Short task: Restate each line word for word. Leave out every picture.

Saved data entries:
········

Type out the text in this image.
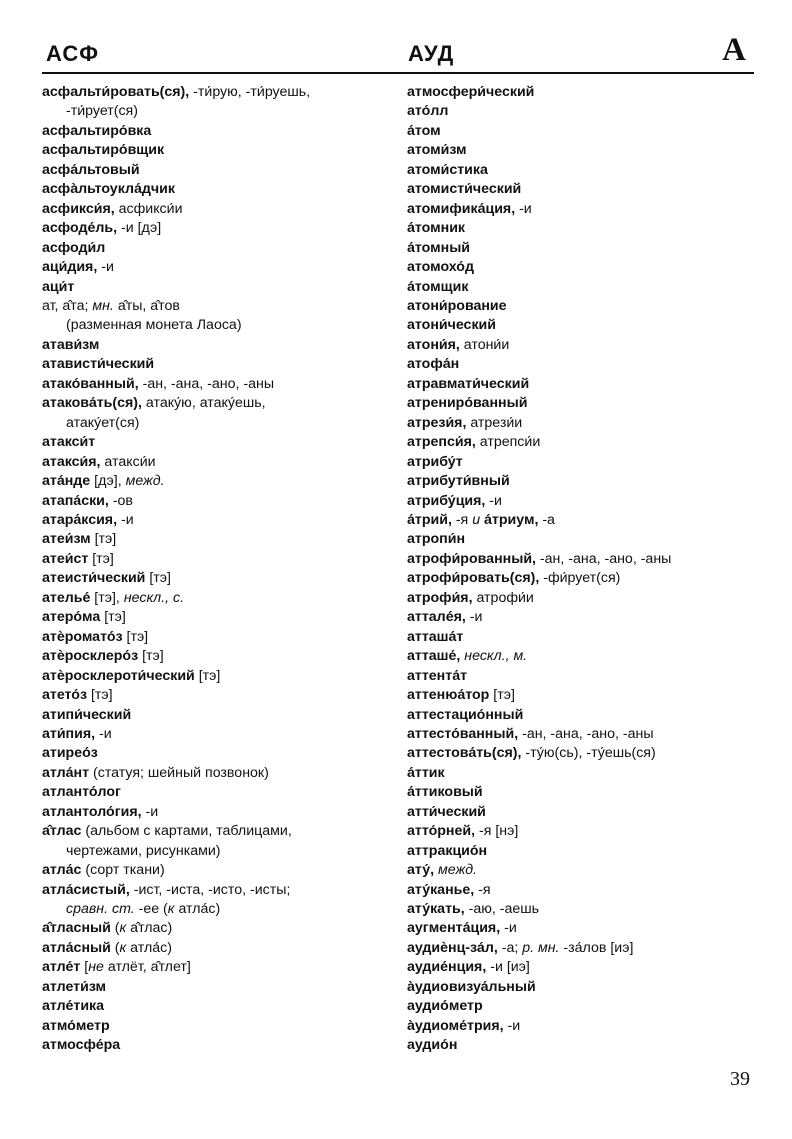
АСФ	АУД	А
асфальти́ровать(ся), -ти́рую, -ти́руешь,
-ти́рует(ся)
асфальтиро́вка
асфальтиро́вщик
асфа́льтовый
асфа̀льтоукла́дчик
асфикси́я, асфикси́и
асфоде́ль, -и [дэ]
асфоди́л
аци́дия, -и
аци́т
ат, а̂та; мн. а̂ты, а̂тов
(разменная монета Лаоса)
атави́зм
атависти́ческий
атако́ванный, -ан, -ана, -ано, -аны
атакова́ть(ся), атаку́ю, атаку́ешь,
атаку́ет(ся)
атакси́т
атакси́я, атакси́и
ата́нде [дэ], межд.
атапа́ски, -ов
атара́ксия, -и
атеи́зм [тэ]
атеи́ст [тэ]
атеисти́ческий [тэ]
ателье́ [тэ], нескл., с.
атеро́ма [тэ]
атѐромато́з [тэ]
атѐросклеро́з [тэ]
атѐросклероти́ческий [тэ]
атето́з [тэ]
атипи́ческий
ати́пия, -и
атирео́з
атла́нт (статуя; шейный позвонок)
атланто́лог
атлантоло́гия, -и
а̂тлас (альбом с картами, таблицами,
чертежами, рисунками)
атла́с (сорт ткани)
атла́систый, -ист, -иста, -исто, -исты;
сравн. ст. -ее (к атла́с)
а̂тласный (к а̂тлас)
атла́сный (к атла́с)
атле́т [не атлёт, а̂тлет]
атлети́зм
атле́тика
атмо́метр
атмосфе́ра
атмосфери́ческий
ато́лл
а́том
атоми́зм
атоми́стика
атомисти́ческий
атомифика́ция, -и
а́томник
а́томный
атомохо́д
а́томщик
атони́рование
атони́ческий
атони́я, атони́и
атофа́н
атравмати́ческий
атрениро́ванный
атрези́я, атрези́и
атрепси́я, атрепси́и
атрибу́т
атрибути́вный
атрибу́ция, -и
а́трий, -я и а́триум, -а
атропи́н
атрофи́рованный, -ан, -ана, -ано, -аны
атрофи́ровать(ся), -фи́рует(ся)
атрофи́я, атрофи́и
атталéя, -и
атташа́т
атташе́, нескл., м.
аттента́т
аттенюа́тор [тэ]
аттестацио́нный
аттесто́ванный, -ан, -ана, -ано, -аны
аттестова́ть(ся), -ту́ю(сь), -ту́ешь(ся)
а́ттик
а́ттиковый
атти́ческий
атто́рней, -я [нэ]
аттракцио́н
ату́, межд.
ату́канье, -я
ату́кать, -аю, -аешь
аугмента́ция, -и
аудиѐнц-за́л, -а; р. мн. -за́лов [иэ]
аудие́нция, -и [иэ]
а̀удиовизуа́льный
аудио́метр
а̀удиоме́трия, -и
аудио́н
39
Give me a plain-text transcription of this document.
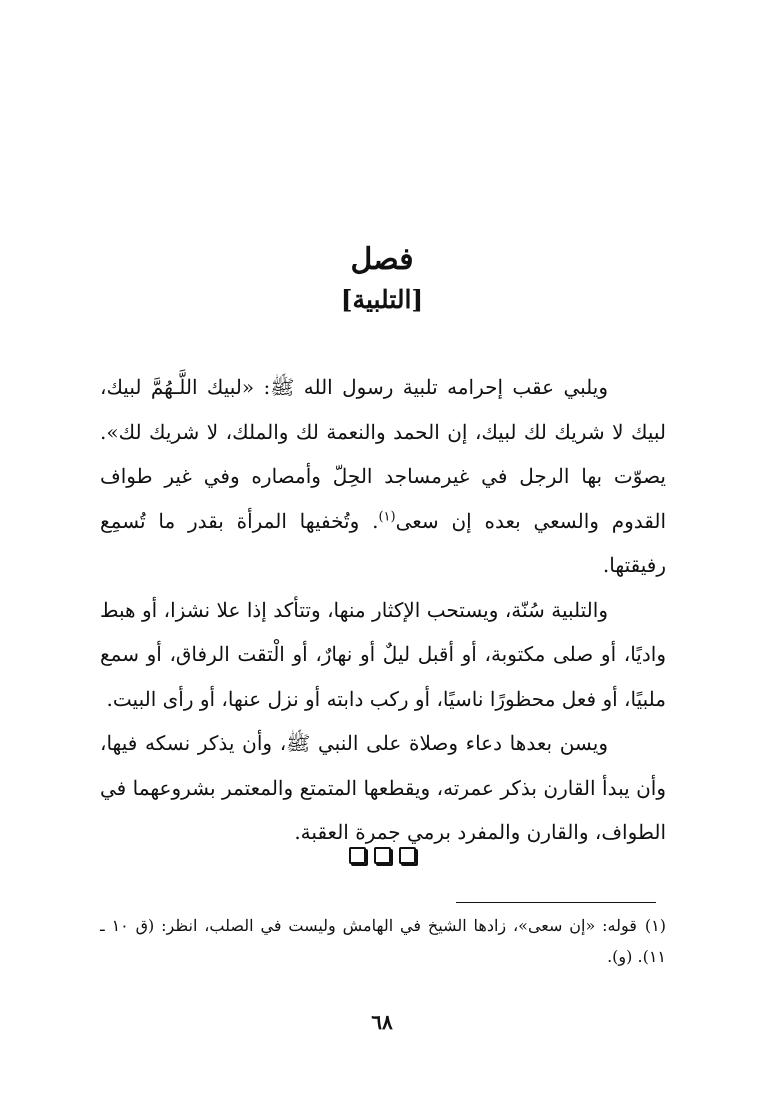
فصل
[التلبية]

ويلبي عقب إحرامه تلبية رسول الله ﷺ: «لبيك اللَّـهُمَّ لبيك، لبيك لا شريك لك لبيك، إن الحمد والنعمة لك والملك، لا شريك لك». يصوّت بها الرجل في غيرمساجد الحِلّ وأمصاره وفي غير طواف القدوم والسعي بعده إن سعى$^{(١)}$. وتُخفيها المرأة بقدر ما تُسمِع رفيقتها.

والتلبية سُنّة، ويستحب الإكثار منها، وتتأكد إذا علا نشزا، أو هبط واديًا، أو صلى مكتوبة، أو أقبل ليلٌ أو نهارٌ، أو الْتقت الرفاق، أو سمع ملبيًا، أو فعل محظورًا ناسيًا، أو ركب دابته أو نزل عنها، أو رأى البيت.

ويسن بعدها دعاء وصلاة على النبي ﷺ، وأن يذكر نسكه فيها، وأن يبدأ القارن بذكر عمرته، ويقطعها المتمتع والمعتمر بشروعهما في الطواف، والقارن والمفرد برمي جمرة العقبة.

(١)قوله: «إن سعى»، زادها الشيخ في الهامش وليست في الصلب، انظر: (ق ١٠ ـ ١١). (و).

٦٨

········

Solution to the problem:
Type out the text in this image.
АСФ	АУД	А
асфальти́ровать(ся), -ти́рую, -ти́руешь,
-ти́рует(ся)
асфальтиро́вка
асфальтиро́вщик
асфа́льтовый
асфа̀льтоукла́дчик
асфикси́я, асфикси́и
асфоде́ль, -и [дэ]
асфоди́л
аци́дия, -и
аци́т
ат, а̂та; мн. а̂ты, а̂тов
(разменная монета Лаоса)
атави́зм
атависти́ческий
атако́ванный, -ан, -ана, -ано, -аны
атакова́ть(ся), атаку́ю, атаку́ешь,
атаку́ет(ся)
атакси́т
атакси́я, атакси́и
ата́нде [дэ], межд.
атапа́ски, -ов
атара́ксия, -и
атеи́зм [тэ]
атеи́ст [тэ]
атеисти́ческий [тэ]
ателье́ [тэ], нескл., с.
атеро́ма [тэ]
атѐромато́з [тэ]
атѐросклеро́з [тэ]
атѐросклероти́ческий [тэ]
атето́з [тэ]
атипи́ческий
ати́пия, -и
атирео́з
атла́нт (статуя; шейный позвонок)
атланто́лог
атлантоло́гия, -и
а̂тлас (альбом с картами, таблицами,
чертежами, рисунками)
атла́с (сорт ткани)
атла́систый, -ист, -иста, -исто, -исты;
сравн. ст. -ее (к атла́с)
а̂тласный (к а̂тлас)
атла́сный (к атла́с)
атле́т [не атлёт, а̂тлет]
атлети́зм
атле́тика
атмо́метр
атмосфе́ра
атмосфери́ческий
ато́лл
а́том
атоми́зм
атоми́стика
атомисти́ческий
атомифика́ция, -и
а́томник
а́томный
атомохо́д
а́томщик
атони́рование
атони́ческий
атони́я, атони́и
атофа́н
атравмати́ческий
атрениро́ванный
атрези́я, атрези́и
атрепси́я, атрепси́и
атрибу́т
атрибути́вный
атрибу́ция, -и
а́трий, -я и а́триум, -а
атропи́н
атрофи́рованный, -ан, -ана, -ано, -аны
атрофи́ровать(ся), -фи́рует(ся)
атрофи́я, атрофи́и
атталéя, -и
атташа́т
атташе́, нескл., м.
аттента́т
аттенюа́тор [тэ]
аттестацио́нный
аттесто́ванный, -ан, -ана, -ано, -аны
аттестова́ть(ся), -ту́ю(сь), -ту́ешь(ся)
а́ттик
а́ттиковый
атти́ческий
атто́рней, -я [нэ]
аттракцио́н
ату́, межд.
ату́канье, -я
ату́кать, -аю, -аешь
аугмента́ция, -и
аудиѐнц-за́л, -а; р. мн. -за́лов [иэ]
аудие́нция, -и [иэ]
а̀удиовизуа́льный
аудио́метр
а̀удиоме́трия, -и
аудио́н
39
Give me a plain-text transcription of this document.
فصل
[التلبية]

ويلبي عقب إحرامه تلبية رسول الله ﷺ: «لبيك اللَّـهُمَّ لبيك، لبيك لا شريك لك لبيك، إن الحمد والنعمة لك والملك، لا شريك لك». يصوّت بها الرجل في غيرمساجد الحِلّ وأمصاره وفي غير طواف القدوم والسعي بعده إن سعى$^{(١)}$. وتُخفيها المرأة بقدر ما تُسمِع رفيقتها.

والتلبية سُنّة، ويستحب الإكثار منها، وتتأكد إذا علا نشزا، أو هبط واديًا، أو صلى مكتوبة، أو أقبل ليلٌ أو نهارٌ، أو الْتقت الرفاق، أو سمع ملبيًا، أو فعل محظورًا ناسيًا، أو ركب دابته أو نزل عنها، أو رأى البيت.

ويسن بعدها دعاء وصلاة على النبي ﷺ، وأن يذكر نسكه فيها، وأن يبدأ القارن بذكر عمرته، ويقطعها المتمتع والمعتمر بشروعهما في الطواف، والقارن والمفرد برمي جمرة العقبة.

(١)قوله: «إن سعى»، زادها الشيخ في الهامش وليست في الصلب، انظر: (ق ١٠ ـ ١١). (و).

٦٨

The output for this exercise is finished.